## GIVEN EXERCISE
Check each line of the data below for the word "повышения", then extract the ones that have it.

## SUPPLIED MATERIAL
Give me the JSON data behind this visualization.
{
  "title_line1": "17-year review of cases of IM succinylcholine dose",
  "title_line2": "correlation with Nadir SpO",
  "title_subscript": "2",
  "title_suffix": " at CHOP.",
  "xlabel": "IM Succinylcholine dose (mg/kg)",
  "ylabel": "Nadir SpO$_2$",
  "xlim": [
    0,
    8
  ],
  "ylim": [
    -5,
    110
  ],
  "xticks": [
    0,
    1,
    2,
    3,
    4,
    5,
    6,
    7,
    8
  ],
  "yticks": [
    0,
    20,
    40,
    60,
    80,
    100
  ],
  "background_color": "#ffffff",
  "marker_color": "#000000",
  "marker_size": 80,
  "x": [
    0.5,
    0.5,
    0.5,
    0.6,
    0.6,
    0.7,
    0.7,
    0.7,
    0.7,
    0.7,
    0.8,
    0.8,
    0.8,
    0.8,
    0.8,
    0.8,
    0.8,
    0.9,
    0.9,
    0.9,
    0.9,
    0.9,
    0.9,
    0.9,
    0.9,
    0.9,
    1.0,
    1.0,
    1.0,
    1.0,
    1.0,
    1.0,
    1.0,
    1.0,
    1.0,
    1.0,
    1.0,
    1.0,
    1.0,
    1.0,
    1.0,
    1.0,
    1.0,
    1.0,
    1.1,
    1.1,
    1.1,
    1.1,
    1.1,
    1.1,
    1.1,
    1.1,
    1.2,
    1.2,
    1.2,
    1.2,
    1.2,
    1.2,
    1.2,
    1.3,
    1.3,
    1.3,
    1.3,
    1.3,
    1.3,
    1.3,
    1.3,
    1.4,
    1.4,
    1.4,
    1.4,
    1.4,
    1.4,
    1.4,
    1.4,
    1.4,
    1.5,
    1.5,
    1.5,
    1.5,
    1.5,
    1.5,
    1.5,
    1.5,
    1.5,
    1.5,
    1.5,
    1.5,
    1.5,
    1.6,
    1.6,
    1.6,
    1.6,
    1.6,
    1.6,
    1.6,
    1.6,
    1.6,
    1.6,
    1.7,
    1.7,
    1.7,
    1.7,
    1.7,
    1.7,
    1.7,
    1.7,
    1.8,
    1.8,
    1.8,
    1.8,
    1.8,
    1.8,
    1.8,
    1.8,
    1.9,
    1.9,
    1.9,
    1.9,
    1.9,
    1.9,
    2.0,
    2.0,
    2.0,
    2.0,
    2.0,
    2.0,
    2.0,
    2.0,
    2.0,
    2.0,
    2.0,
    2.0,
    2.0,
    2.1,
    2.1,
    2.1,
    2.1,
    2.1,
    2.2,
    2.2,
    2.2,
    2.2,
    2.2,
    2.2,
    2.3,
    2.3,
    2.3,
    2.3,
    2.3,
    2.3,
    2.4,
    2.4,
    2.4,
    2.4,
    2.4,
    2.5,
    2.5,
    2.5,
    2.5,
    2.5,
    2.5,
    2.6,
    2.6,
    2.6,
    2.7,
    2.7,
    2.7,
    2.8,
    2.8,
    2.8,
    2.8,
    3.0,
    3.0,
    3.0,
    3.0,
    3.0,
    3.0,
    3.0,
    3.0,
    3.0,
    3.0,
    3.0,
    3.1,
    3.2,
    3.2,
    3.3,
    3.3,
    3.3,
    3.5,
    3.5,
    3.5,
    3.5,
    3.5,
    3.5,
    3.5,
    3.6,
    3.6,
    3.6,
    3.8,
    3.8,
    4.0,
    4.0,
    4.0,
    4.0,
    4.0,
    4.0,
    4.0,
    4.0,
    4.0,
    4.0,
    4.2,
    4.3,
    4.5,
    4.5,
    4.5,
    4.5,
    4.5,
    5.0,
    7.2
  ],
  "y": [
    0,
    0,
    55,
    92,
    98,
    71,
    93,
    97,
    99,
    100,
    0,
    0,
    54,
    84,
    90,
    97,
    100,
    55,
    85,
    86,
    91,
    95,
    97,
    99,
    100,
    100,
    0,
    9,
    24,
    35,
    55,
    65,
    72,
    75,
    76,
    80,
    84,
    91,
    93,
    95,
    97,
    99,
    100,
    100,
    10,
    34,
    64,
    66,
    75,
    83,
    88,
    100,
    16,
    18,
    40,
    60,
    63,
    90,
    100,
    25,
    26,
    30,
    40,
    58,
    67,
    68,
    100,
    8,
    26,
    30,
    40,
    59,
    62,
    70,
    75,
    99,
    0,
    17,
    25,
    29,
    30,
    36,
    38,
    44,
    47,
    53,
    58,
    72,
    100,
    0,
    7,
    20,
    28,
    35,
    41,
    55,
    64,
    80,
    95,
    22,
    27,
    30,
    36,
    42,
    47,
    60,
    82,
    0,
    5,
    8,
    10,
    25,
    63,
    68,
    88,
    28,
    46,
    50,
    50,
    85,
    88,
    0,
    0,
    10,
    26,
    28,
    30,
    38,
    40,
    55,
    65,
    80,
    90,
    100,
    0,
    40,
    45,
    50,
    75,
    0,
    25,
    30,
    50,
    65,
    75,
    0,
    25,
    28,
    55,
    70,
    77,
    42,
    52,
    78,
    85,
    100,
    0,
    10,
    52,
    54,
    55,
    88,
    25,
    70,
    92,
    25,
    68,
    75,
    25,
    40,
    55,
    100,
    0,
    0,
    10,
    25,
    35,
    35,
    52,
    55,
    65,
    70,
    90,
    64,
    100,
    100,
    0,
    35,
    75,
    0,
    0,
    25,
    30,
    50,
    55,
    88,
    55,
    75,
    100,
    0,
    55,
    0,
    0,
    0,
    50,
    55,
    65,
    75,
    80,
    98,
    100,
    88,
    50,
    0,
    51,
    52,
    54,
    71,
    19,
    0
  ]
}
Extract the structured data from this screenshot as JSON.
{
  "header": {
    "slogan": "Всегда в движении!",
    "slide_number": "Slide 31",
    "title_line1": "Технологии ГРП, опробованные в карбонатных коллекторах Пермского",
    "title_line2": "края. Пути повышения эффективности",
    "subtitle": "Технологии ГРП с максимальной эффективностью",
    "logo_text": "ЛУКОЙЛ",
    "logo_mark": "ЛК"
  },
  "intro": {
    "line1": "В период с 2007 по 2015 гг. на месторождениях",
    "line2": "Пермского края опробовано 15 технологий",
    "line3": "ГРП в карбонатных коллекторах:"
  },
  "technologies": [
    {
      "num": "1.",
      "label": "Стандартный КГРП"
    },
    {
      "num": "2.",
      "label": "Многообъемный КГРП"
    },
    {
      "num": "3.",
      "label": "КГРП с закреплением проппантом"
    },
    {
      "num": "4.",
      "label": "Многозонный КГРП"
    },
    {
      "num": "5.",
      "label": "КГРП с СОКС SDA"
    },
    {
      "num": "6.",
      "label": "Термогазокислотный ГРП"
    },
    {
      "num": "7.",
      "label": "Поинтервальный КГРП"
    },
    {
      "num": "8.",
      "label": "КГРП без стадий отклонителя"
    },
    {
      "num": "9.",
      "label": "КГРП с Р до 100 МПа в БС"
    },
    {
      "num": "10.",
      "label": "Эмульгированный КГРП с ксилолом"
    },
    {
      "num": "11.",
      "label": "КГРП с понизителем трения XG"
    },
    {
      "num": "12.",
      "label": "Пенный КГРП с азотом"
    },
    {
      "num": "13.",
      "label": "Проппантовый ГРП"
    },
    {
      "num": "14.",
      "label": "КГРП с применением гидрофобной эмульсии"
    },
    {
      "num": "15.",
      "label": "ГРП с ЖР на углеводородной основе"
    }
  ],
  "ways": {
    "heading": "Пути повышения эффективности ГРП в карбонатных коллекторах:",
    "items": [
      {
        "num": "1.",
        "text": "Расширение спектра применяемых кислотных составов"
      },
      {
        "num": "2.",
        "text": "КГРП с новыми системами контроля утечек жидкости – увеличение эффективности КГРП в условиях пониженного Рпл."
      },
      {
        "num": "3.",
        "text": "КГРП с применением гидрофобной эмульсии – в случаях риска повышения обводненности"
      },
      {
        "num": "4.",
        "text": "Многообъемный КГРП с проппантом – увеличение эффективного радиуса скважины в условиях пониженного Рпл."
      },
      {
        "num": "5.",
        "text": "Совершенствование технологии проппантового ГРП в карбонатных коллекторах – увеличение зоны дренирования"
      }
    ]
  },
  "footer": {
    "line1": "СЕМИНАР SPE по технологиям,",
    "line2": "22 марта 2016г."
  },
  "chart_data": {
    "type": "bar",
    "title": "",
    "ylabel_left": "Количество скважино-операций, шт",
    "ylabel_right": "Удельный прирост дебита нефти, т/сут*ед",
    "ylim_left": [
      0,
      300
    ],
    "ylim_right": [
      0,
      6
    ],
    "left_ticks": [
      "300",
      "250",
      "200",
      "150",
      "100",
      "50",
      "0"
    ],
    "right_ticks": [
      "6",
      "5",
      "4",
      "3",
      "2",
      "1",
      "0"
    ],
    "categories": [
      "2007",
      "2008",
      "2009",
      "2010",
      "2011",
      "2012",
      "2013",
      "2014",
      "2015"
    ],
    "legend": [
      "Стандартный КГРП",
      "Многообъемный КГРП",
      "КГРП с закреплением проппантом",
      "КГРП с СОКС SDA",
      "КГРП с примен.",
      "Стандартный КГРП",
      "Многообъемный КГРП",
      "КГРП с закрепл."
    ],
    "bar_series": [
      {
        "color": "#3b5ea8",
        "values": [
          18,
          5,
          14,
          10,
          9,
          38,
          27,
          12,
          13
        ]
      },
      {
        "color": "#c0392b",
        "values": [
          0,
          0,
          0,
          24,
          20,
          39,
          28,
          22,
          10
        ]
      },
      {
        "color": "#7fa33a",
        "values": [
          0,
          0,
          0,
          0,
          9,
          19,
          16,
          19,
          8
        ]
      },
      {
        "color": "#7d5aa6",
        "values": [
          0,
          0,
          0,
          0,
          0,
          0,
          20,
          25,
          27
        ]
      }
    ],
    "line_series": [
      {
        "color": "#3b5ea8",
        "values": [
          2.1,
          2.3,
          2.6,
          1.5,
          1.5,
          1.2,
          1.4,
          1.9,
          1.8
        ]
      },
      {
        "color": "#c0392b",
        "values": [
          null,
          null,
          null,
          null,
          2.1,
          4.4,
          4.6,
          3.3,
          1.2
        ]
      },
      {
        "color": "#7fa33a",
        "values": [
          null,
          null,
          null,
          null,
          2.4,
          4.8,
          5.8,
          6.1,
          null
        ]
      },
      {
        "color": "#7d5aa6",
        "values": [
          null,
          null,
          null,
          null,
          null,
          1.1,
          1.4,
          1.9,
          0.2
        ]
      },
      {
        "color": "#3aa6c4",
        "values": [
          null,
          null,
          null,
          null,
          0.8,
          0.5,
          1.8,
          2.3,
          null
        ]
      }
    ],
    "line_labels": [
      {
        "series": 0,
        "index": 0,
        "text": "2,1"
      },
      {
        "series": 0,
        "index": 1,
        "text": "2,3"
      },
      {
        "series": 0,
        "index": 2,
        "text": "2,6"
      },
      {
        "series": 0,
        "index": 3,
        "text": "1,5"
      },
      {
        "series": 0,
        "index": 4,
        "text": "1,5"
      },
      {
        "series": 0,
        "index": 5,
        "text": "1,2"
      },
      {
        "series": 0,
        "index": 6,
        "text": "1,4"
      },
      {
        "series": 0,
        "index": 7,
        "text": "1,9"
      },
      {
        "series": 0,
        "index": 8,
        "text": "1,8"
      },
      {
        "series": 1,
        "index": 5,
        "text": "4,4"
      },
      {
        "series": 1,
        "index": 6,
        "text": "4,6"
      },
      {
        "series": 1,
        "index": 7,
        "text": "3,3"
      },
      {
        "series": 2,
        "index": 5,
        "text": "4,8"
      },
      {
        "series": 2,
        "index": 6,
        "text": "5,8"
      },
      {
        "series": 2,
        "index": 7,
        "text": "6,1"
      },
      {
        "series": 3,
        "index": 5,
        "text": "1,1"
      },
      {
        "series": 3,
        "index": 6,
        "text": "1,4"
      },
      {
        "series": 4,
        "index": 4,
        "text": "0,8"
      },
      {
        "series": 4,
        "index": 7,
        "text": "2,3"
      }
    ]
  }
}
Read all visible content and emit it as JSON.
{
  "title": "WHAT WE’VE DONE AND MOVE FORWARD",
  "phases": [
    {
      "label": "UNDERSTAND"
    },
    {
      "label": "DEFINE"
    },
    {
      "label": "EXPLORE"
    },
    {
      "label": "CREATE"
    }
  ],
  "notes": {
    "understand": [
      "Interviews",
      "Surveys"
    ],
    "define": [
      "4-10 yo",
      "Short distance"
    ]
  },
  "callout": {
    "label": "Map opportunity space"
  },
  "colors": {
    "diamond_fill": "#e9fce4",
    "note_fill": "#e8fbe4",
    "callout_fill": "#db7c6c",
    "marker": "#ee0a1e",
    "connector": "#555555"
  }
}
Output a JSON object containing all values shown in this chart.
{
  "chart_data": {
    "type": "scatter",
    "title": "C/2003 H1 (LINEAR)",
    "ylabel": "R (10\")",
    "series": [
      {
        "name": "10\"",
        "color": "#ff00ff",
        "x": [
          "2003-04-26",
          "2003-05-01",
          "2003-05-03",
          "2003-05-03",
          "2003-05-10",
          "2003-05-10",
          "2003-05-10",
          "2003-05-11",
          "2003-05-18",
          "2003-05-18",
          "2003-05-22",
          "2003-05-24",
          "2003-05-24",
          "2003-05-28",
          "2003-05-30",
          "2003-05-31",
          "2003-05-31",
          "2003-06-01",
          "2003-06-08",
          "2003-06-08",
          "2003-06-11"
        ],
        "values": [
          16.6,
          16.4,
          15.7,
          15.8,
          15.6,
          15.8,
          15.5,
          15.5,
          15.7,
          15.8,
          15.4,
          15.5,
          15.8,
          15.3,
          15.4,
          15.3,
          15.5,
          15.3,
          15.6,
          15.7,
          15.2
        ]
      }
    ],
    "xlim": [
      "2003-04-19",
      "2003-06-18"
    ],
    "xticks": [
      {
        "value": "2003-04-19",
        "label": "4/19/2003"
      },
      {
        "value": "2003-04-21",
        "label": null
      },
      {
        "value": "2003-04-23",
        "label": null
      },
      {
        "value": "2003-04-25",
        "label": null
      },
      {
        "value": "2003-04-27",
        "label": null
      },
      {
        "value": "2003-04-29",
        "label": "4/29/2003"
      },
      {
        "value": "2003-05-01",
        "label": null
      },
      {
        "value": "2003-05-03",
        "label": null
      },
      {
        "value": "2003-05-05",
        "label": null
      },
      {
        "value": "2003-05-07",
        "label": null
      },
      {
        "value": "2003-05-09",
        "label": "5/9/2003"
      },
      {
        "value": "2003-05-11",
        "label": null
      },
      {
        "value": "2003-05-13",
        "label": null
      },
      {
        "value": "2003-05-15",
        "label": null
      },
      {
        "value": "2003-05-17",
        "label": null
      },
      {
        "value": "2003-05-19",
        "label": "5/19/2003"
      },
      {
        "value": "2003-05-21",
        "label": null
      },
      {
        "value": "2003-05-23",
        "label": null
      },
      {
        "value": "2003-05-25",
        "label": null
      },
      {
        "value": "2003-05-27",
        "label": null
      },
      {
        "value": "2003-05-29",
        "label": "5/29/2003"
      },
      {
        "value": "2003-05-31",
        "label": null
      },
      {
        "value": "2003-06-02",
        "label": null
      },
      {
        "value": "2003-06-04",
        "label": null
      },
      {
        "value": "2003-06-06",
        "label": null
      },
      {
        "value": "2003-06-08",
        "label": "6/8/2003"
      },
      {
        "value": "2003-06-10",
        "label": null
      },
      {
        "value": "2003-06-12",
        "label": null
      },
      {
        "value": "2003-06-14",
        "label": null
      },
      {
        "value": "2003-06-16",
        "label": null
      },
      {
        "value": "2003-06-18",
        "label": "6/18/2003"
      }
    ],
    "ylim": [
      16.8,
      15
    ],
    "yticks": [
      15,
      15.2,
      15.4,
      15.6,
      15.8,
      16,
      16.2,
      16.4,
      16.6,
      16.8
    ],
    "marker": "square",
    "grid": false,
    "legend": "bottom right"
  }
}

## SOLUTION TO THE PROBLEM
    "title_line2": "края. Пути повышения эффективности",
    "heading": "Пути повышения эффективности ГРП в карбонатных коллекторах:",
        "text": "КГРП с применением гидрофобной эмульсии – в случаях риска повышения обводненности"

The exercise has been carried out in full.